**EXCERPT**
>>>>
The Financial Burden Suffered by France

All through the period of the 18th century, France was engaged in a series of unjust wars merely because of its long-term rivalry with Britain. In fact, the trend for this draws from King Louis the XVI, whose-long term rule that stretched from 1715 to 1774 was pervasive of an array of expensive wars with Britain that he all lost (Anirudh par. 2). Committed on this, the King drew plans to even the score for the loss by engaging in the anti-British coalition, and he further built a large navy to counter the British supremacy. Undesirably to the French state, this only mounted the national debts which were at worst to be footed by the already poor French taxpayers.

As if that was not enough, Louis the XV’s grandson King Louis XVI also picked up from his forefather, allying with America to fight against Britain as the Americans sought for their independence. Although the war was a success, France as a nation achieved little from the war and much in augmenting its debt. Rumors had it that France’s engagement in the war was indescribably expensive, costing the spendthrift with an estimated budget of 1.066 French livers (Anirudh par. 2). Unfortunately, this only deteriorated the economic conditions in France and hurled the country into the trenches of bankruptcy. Historians assert that by 1789, the living conditions in France were unbearable, especially for the members of the Third Estate; the situation was further made worse by the heavy taxes the nobles imposed on them, and a revolution intended to dispose the monarchy was in that case inevitable.

The Rise of the Bourgeoisie

In the Third Estate, there were the bourgeoisie who were to some extent affluent members of this repressed group. Prior to the French Revolution, the bourgeoisie emerged into a new caste with political aspirations and new agendas inclined on equality and based on merit (Anirudh par. 3). From the beginning, the bourgeoisie railed against the positions of the nobles and clergy which they chastised, arguing that it derived from their hustle. That said, the aspiration of the bourgeoisie to rid themselves of the royal and feudal intrusion of the first and second classes on their commercial prospects, personal liberty, and property ownership, prompted their involvement in the Revolution as they played a marked role in financing the revolutionaries.
<<<<
**MATERIALS PROVIDED**
>>>>
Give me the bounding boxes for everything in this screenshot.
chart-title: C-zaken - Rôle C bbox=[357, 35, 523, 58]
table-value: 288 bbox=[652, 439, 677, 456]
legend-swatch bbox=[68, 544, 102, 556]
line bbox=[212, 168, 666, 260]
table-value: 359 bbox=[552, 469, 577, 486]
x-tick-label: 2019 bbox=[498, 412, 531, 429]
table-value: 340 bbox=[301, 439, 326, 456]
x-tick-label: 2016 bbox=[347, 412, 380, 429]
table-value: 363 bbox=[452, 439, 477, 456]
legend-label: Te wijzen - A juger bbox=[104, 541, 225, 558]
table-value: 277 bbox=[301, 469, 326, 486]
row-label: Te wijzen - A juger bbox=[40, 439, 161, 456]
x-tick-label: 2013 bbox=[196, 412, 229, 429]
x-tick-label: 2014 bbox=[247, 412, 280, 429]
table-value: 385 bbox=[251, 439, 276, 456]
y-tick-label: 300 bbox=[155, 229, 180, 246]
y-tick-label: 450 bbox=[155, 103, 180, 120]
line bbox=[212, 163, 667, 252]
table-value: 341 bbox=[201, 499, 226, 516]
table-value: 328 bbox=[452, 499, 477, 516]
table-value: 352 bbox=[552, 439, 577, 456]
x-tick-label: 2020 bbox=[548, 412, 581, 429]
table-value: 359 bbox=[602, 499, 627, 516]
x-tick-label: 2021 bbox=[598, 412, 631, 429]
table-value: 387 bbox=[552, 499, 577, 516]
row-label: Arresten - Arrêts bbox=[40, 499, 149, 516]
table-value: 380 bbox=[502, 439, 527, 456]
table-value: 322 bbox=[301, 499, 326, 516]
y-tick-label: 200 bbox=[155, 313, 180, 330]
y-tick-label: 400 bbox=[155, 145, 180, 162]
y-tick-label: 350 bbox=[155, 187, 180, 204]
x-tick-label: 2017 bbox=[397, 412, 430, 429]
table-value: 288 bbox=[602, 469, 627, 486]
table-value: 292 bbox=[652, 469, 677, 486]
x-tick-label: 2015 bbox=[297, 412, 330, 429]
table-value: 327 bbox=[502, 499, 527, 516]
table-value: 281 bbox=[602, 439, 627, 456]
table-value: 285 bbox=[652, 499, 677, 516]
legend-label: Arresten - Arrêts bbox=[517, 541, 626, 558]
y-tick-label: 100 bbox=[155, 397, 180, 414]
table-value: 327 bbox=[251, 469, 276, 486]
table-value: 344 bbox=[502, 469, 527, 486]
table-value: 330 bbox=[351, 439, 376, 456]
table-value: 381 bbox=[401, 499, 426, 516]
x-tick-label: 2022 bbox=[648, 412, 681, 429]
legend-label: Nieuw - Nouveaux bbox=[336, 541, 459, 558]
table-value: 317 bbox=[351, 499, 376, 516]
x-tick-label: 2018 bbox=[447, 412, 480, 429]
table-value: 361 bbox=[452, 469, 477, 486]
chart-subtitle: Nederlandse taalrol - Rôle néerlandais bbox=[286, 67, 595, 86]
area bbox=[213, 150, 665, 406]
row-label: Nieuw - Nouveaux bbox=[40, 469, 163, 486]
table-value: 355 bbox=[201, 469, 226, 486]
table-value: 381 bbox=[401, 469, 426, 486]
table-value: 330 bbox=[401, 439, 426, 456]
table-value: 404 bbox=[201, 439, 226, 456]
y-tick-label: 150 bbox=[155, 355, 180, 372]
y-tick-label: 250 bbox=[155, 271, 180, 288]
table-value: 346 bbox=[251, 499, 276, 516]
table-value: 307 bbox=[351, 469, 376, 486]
<<<<
**INSTRUCTIONS**
1. Reproduce the rows unchanged, from the first row through the one containing "table-value: 288 bbox=[602, 469, 627, 486]", with both ends included.
2. Resume the essay on France's war debts and the rise of the bourgeoisie at the point where it stops.

**TASK RESULTS**
1.
Give me the bounding boxes for everything in this screenshot.
chart-title: C-zaken - Rôle C bbox=[357, 35, 523, 58]
table-value: 288 bbox=[652, 439, 677, 456]
legend-swatch bbox=[68, 544, 102, 556]
line bbox=[212, 168, 666, 260]
table-value: 359 bbox=[552, 469, 577, 486]
x-tick-label: 2019 bbox=[498, 412, 531, 429]
table-value: 340 bbox=[301, 439, 326, 456]
x-tick-label: 2016 bbox=[347, 412, 380, 429]
table-value: 363 bbox=[452, 439, 477, 456]
legend-label: Te wijzen - A juger bbox=[104, 541, 225, 558]
table-value: 277 bbox=[301, 469, 326, 486]
row-label: Te wijzen - A juger bbox=[40, 439, 161, 456]
x-tick-label: 2013 bbox=[196, 412, 229, 429]
x-tick-label: 2014 bbox=[247, 412, 280, 429]
table-value: 385 bbox=[251, 439, 276, 456]
y-tick-label: 300 bbox=[155, 229, 180, 246]
y-tick-label: 450 bbox=[155, 103, 180, 120]
line bbox=[212, 163, 667, 252]
table-value: 341 bbox=[201, 499, 226, 516]
table-value: 328 bbox=[452, 499, 477, 516]
table-value: 352 bbox=[552, 439, 577, 456]
x-tick-label: 2020 bbox=[548, 412, 581, 429]
table-value: 359 bbox=[602, 499, 627, 516]
x-tick-label: 2021 bbox=[598, 412, 631, 429]
table-value: 387 bbox=[552, 499, 577, 516]
row-label: Arresten - Arrêts bbox=[40, 499, 149, 516]
table-value: 380 bbox=[502, 439, 527, 456]
table-value: 322 bbox=[301, 499, 326, 516]
y-tick-label: 200 bbox=[155, 313, 180, 330]
y-tick-label: 400 bbox=[155, 145, 180, 162]
y-tick-label: 350 bbox=[155, 187, 180, 204]
x-tick-label: 2017 bbox=[397, 412, 430, 429]
table-value: 288 bbox=[602, 469, 627, 486]

2.
Conclusion

As it flows from the above, the Enlightenment views of the French thinkers in relation to the French Revolution are remarkable. While it could have been true that the French masses were at the time already sickened of the French monarchy, the Enlightenment views were a spark for the rebellion against the regime as they presented to the citizens their rights and what a real government encompassed. Markedly, throughout their opinions, the French thinkers were more focused on the French government, laws, and the creation of a society that was based on merit, reason, and logic, and it is the views which they preached among the French citizens. However, despite the acclaimed works of the French philosophers, further factors like the French debts and the rise of the Bourgeoisie class can to some extent be related to the certain occasion of the French Revolution, even in the nonexistence of the French thinkers.

 

Works Cited

Alpha History. “The Enlightenment.” Alpha History, alphahistory.com/French revolution/enlightenment/. Accessed 28 November 2018.

Anirudh. “10 Major Causes of the French Revolution.” Learnodo Retaino Newtonic – Mnemonics to Learn and Retain, learnodo-newtonic.com/French-revolution-causes. Accessed 28 November 2018.

Gordon, Susanna. “Enlightenment’s Influence on the American and French Revolutions.” ACPSD, https://www.acpsd.net/site/handlers/filedownload.ashx?moduleinstanceid…pdf. Accessed 28 November 2018.

Linton, Marisa. “The Choices of Maximilien Robespierre.” H-France Salon, vol. 7, no. 14, 2015.

Montesquieu. “Montesquieu View of Separation of Powers.” Lake Gibson Middle, www.lakegibsonmiddle.com/wp…/04/Connection_Cards_Civics_EOC_Students1.pdf. Accessed 28 November 2018.

Rousseau, Jean-Jacques. “The Social Contract.” Early Modern Texts, https://www.earlymoderntexts.com/assets/pdfs/rousseau1762.pdf. Accessed 28 November 2018.

Smith, Nicole. “Candide by Voltaire: In the Context of the Enlightenment.” Article Myriad, www.articlemyriad.com/candide-voltaire-context-enlightenment/. Accessed 28 November 2018.

Stoica, Gilda. “The Influence of the Enlightenment on the Revolution.” The Most Natural and Easiest Way of Learning History, en.historylapse.org/influence-of-the-enlightenment-on-the-french-revolution. Accessed 28 November 2018.